What is being asked: Find every line in the records below that holds the word "Reifen", and copy it out.

Rows:
========================

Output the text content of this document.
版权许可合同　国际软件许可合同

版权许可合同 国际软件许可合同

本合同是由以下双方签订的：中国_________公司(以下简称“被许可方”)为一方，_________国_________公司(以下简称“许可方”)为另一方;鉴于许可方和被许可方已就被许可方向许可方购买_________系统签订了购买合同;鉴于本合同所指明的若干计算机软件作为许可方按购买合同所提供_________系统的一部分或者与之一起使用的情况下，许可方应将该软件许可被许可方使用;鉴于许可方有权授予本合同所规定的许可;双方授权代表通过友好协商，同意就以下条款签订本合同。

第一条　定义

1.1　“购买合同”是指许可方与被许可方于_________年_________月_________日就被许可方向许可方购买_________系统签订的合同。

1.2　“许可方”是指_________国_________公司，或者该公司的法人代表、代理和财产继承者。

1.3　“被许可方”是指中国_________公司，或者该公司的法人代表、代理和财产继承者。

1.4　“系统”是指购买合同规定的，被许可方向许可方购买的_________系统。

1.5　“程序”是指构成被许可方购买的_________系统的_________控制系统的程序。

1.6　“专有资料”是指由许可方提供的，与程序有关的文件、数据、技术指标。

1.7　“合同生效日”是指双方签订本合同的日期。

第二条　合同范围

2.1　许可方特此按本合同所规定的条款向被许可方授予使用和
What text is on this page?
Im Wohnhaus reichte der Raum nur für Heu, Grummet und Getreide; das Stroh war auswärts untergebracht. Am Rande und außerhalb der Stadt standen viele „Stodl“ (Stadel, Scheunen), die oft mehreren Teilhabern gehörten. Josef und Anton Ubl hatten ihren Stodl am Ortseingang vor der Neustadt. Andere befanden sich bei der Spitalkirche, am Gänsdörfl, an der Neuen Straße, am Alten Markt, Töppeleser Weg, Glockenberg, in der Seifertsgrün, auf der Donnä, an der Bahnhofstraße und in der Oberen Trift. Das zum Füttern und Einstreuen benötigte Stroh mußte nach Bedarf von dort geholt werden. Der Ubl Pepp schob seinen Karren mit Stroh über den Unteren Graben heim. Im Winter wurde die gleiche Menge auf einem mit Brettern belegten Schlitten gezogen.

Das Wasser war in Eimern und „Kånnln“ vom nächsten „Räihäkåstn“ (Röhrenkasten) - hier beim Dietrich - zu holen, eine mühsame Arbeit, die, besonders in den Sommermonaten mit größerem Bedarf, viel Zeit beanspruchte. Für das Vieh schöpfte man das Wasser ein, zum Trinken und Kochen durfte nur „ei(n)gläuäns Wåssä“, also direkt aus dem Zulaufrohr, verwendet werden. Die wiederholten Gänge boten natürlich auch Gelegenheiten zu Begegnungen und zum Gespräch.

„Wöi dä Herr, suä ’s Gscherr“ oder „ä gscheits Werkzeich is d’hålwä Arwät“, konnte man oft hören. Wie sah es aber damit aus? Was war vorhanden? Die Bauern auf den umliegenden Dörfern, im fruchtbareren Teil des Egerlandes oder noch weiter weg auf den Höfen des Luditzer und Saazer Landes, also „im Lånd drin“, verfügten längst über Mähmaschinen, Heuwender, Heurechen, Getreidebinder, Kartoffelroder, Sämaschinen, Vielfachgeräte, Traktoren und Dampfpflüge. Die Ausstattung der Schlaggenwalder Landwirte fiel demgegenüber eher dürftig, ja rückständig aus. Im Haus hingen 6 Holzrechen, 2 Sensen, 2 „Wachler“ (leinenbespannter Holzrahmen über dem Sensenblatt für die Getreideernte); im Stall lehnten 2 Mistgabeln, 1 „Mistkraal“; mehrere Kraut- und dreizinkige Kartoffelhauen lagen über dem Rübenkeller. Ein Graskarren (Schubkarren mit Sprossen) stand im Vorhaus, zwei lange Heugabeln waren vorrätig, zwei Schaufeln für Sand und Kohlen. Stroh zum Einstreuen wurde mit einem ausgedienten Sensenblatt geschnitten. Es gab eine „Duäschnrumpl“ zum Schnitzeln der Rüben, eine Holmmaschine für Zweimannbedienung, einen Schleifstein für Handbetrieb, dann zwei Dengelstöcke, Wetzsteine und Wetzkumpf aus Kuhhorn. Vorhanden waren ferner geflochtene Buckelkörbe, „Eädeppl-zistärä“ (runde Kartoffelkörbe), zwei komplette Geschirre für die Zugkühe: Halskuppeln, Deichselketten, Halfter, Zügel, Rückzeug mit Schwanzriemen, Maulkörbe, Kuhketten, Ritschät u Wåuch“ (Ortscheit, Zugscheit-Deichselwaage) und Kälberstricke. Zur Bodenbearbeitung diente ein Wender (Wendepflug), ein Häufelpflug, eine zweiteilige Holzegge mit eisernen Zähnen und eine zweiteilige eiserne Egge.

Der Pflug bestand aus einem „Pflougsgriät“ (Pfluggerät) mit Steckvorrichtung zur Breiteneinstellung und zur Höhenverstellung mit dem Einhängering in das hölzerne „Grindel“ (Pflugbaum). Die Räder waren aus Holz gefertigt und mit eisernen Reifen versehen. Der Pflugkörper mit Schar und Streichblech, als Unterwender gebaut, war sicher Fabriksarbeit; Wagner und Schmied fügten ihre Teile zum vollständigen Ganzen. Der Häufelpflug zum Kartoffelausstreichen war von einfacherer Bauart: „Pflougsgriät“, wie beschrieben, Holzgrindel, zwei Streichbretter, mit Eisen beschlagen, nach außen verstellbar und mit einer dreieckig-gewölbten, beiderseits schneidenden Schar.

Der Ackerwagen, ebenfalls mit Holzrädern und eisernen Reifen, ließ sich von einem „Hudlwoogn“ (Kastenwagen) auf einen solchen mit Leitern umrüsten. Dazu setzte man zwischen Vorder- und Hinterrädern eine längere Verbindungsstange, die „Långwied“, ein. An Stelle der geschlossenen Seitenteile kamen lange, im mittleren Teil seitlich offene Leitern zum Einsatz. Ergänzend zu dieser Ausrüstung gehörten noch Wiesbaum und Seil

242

========================

Response to the task:
Der Pflug bestand aus einem „Pflougsgriät“ (Pfluggerät) mit Steckvorrichtung zur Breiteneinstellung und zur Höhenverstellung mit dem Einhängering in das hölzerne „Grindel“ (Pflugbaum). Die Räder waren aus Holz gefertigt und mit eisernen Reifen versehen. Der Pflugkörper mit Schar und Streichblech, als Unterwender gebaut, war sicher Fabriksarbeit; Wagner und Schmied fügten ihre Teile zum vollständigen Ganzen. Der Häufelpflug zum Kartoffelausstreichen war von einfacherer Bauart: „Pflougsgriät“, wie beschrieben, Holzgrindel, zwei Streichbretter, mit Eisen beschlagen, nach außen verstellbar und mit einer dreieckig-gewölbten, beiderseits schneidenden Schar.
Der Ackerwagen, ebenfalls mit Holzrädern und eisernen Reifen, ließ sich von einem „Hudlwoogn“ (Kastenwagen) auf einen solchen mit Leitern umrüsten. Dazu setzte man zwischen Vorder- und Hinterrädern eine längere Verbindungsstange, die „Långwied“, ein. An Stelle der geschlossenen Seitenteile kamen lange, im mittleren Teil seitlich offene Leitern zum Einsatz. Ergänzend zu dieser Ausrüstung gehörten noch Wiesbaum und Seil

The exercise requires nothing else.